Give the number of lines in this listing that contain "Luton", with no other words.

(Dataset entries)
[Begin]

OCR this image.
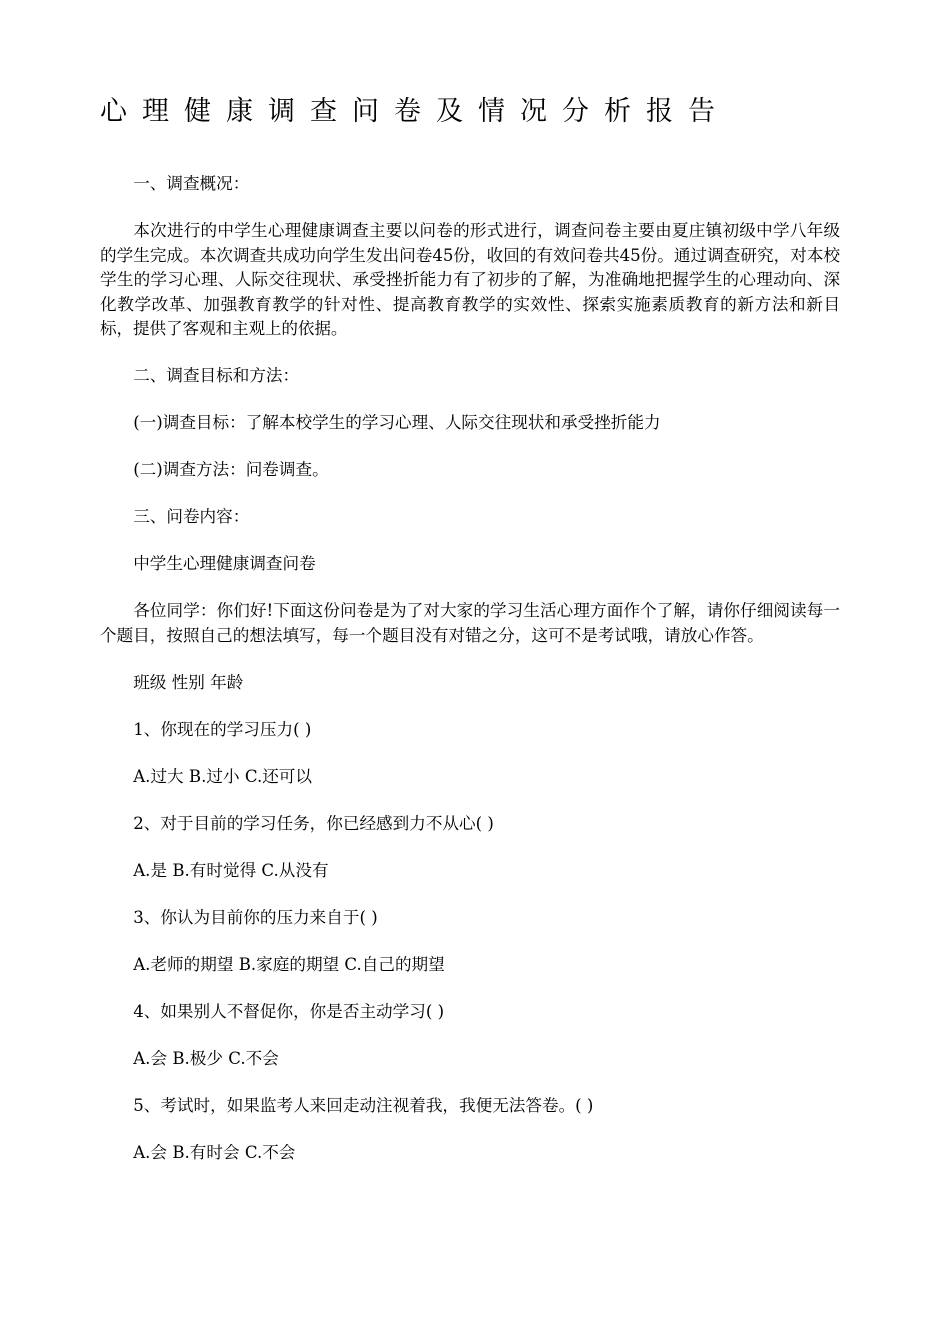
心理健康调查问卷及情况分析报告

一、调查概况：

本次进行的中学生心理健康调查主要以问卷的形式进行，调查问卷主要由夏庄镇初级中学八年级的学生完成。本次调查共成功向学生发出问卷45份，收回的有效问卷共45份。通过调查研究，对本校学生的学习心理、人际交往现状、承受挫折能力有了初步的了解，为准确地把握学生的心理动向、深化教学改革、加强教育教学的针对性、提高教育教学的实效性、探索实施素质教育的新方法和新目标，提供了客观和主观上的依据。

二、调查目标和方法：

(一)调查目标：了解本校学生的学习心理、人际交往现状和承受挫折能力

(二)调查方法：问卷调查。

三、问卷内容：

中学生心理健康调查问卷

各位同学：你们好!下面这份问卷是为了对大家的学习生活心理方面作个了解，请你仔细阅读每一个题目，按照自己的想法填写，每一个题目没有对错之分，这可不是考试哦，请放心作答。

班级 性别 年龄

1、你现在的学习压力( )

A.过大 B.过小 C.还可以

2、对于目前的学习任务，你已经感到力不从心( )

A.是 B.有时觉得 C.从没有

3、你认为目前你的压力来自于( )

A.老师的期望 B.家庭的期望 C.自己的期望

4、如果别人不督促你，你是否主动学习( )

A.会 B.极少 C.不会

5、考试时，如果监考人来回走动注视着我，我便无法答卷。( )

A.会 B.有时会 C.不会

[End]
[Begin]

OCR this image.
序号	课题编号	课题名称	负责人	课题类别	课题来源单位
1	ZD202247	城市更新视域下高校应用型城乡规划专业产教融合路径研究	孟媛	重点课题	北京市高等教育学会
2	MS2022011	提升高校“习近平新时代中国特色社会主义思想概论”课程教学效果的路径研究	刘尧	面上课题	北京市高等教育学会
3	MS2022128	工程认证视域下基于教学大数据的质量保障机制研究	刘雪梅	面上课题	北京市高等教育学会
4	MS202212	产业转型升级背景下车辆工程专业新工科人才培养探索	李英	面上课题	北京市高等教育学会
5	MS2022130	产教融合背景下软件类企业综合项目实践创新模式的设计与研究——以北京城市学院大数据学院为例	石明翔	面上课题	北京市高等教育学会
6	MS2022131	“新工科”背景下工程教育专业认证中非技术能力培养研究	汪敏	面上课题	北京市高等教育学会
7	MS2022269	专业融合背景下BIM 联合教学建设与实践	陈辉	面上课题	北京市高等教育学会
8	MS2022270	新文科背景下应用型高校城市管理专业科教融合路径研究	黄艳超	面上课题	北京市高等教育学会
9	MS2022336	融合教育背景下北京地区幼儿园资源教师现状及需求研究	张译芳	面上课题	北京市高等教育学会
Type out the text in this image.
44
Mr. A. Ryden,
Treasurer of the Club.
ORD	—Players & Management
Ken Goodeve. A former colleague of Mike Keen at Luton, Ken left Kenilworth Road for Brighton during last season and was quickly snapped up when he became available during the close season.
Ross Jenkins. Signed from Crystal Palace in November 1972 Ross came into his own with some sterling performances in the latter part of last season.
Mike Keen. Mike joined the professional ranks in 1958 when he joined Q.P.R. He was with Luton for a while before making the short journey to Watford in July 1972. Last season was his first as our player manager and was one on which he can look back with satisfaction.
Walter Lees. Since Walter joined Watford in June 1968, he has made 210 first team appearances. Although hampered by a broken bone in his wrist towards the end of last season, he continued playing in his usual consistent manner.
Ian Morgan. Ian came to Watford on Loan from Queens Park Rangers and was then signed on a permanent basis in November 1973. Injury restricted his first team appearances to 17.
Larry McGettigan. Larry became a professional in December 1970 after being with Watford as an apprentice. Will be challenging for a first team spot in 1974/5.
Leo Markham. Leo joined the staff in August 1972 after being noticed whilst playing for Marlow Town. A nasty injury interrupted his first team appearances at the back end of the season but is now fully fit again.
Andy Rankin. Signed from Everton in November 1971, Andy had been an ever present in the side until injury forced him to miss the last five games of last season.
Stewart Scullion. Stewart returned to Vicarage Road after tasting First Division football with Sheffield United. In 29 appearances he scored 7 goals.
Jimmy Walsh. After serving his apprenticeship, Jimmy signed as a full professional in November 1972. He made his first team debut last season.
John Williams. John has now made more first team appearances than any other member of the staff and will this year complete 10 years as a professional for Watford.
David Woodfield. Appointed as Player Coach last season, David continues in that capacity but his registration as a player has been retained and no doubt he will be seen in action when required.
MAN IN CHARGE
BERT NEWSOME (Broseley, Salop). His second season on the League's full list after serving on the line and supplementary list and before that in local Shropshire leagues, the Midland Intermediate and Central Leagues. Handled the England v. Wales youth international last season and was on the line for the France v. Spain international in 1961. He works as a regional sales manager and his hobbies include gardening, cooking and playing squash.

[End]
[Begin]

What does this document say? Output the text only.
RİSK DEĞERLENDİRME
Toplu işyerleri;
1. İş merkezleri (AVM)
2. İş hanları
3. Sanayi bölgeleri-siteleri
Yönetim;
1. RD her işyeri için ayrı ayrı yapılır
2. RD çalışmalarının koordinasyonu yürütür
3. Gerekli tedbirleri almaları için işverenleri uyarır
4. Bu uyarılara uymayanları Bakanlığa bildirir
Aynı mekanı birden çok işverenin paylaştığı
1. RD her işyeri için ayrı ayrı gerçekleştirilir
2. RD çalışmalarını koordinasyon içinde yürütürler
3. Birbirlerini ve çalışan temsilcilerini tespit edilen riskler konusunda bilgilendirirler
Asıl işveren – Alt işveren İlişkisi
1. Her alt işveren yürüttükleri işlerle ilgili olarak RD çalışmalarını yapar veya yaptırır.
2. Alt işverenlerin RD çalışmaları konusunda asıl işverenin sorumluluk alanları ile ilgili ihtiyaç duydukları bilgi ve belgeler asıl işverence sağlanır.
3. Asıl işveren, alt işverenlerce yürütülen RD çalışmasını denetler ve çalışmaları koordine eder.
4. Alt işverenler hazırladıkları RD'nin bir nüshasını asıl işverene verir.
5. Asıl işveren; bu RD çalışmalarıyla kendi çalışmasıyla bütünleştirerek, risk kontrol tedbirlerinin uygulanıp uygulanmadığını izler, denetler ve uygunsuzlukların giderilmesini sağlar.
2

[End]

* _Written solution_:
2